Exercise details – Copy every line that holds "Seeing".

Records shown –

========================================================================

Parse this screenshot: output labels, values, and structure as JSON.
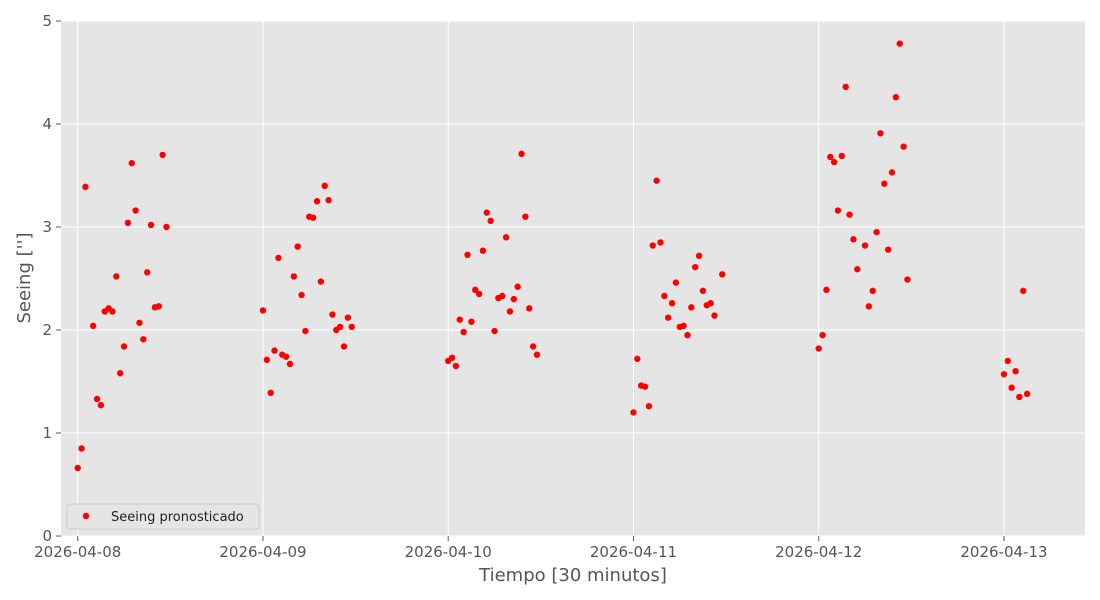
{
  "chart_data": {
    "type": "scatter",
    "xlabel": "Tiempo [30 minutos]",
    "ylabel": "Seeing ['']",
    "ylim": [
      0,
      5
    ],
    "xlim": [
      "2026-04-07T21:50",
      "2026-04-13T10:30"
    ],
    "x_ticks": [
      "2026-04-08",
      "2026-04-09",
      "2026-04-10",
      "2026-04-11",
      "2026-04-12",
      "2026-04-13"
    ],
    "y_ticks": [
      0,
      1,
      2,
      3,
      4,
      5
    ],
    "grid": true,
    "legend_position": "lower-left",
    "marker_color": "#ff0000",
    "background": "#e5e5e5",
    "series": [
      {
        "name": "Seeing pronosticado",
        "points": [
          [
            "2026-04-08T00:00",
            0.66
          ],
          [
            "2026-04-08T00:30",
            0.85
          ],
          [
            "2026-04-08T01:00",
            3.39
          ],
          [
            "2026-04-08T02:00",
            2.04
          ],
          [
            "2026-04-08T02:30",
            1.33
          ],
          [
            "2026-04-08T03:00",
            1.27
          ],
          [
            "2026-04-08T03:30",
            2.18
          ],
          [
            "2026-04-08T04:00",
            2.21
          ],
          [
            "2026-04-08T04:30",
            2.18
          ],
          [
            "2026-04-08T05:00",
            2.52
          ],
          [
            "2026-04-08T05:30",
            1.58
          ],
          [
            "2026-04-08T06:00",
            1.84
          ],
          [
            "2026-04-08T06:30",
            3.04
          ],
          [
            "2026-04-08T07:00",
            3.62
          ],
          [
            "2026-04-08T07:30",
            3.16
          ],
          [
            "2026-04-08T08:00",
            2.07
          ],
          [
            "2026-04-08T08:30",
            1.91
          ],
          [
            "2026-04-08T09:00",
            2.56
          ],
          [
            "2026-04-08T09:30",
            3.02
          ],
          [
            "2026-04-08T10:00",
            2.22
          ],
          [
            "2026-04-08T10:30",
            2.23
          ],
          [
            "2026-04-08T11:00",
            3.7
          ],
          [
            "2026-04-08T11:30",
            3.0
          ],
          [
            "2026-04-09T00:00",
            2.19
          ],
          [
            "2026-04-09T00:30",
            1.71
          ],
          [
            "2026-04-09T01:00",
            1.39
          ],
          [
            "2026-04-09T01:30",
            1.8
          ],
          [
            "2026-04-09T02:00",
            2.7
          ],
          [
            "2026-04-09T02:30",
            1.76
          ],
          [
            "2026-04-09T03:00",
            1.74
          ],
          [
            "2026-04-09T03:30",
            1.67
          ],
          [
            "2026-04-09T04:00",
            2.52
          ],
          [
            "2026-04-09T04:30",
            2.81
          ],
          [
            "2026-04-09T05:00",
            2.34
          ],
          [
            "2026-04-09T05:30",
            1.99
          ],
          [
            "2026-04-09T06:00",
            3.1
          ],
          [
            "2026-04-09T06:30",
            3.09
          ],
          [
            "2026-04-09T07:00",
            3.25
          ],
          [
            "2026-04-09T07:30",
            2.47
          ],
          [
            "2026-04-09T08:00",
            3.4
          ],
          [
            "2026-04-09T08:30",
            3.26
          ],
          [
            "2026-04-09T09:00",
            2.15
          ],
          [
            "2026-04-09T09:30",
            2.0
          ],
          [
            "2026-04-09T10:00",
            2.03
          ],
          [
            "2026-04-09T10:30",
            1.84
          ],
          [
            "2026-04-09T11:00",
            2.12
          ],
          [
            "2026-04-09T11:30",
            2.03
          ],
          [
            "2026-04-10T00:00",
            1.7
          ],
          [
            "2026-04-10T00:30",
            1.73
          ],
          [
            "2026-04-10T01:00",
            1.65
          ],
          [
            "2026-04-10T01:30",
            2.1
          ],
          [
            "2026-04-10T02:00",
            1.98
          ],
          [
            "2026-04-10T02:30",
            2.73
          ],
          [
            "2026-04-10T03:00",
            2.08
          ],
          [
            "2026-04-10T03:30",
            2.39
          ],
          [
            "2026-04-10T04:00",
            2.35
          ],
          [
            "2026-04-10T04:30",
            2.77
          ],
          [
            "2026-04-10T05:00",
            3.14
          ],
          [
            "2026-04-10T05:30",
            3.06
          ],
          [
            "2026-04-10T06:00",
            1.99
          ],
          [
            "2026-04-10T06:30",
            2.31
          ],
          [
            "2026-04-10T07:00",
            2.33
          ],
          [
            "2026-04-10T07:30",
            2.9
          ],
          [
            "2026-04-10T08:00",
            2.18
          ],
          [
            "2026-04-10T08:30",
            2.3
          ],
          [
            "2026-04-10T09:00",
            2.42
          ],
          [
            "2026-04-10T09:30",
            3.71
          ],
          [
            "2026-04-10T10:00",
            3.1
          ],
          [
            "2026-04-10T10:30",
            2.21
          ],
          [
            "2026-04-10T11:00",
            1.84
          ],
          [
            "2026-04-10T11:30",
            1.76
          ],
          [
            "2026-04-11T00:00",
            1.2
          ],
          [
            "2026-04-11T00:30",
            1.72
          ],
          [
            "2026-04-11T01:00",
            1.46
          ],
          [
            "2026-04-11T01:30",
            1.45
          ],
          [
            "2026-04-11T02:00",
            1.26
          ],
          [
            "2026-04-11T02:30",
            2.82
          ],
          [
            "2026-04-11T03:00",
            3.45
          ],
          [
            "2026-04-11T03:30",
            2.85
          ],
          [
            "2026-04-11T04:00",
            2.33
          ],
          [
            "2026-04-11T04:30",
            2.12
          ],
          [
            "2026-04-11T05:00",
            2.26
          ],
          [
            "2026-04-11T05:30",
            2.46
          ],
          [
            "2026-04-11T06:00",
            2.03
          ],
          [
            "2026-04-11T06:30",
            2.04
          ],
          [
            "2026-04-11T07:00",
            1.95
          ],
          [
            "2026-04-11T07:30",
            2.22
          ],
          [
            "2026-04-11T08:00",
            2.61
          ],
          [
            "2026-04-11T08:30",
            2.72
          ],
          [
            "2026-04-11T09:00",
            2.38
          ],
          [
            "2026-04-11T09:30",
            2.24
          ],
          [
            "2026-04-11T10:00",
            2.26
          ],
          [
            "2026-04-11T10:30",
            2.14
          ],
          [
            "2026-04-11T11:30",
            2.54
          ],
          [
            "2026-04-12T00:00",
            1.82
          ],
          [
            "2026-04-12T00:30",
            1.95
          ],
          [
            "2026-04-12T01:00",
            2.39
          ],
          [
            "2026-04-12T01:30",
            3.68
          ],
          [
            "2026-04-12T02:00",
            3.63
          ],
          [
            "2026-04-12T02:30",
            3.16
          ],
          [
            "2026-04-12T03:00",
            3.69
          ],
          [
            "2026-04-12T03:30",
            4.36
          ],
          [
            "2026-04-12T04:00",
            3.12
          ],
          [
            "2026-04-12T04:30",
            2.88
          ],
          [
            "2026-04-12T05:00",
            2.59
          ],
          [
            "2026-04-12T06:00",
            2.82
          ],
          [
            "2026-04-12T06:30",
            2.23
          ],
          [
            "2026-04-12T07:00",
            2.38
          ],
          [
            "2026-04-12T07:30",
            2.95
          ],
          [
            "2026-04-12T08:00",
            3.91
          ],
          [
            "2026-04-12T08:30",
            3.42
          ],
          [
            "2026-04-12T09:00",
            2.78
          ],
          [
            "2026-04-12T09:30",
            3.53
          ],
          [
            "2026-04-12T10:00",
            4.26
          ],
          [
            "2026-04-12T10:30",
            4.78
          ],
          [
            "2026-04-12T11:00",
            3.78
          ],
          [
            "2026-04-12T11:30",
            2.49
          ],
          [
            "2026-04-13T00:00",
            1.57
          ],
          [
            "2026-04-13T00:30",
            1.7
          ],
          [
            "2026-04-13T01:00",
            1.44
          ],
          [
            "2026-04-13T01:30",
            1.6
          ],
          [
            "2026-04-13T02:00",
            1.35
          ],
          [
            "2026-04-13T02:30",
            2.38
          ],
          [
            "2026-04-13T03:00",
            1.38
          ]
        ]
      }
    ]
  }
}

========================================================================

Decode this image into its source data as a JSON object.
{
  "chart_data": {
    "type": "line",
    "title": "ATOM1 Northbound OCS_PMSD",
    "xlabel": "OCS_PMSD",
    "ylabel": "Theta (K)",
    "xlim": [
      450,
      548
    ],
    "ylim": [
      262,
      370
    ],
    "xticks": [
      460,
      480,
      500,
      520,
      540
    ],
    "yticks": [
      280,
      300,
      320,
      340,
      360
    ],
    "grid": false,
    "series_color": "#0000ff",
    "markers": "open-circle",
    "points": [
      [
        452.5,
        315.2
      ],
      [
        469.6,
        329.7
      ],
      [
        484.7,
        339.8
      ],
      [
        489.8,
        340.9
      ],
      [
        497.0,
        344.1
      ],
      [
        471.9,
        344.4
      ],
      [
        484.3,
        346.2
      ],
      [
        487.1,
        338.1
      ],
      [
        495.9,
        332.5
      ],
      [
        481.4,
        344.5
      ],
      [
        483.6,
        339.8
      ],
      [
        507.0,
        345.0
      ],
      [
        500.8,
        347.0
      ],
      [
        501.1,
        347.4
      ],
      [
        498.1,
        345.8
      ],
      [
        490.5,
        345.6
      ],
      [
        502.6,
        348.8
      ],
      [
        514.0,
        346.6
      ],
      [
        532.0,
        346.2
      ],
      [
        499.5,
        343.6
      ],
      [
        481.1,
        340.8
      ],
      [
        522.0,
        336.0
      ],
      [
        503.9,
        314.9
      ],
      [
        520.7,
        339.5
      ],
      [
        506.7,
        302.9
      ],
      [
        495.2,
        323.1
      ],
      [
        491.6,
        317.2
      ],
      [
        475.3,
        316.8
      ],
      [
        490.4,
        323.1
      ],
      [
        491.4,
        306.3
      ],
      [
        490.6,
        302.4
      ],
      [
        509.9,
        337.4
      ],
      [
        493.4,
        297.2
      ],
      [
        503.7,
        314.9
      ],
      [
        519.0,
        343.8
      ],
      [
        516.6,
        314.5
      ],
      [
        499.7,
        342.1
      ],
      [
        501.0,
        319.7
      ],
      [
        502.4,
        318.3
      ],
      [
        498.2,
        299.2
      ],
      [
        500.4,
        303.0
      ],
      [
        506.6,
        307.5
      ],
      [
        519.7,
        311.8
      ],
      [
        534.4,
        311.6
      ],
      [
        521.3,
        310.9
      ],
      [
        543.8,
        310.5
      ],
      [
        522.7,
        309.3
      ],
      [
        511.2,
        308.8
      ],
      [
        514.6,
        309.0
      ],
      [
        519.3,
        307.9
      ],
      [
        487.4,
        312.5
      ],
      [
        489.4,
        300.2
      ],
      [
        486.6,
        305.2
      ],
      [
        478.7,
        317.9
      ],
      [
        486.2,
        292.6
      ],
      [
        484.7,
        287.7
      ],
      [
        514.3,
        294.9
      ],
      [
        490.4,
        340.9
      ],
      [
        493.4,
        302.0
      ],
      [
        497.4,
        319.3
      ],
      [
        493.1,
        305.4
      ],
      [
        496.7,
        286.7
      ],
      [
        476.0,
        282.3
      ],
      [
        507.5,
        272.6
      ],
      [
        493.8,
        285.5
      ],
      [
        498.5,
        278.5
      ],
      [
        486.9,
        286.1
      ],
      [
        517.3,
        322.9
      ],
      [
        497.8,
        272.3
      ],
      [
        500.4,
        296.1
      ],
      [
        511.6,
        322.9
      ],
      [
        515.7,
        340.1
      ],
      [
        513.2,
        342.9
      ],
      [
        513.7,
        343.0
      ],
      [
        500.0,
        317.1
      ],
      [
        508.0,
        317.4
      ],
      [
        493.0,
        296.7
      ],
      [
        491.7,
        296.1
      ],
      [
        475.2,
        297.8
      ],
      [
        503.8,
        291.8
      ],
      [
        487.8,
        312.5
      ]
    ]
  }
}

========================================================================

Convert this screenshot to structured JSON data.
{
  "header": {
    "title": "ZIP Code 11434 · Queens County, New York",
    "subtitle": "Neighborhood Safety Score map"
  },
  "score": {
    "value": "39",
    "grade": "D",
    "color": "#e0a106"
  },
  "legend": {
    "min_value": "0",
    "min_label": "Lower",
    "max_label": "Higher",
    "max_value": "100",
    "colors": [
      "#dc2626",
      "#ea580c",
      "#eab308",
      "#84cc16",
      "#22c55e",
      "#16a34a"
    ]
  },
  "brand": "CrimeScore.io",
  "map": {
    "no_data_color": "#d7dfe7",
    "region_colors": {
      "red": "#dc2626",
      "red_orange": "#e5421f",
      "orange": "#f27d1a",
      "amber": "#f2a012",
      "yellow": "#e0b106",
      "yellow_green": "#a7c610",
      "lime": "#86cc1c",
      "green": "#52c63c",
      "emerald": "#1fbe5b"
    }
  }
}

========================================================================

Final result –
    "ylabel": "Seeing ['']",
        "name": "Seeing pronosticado",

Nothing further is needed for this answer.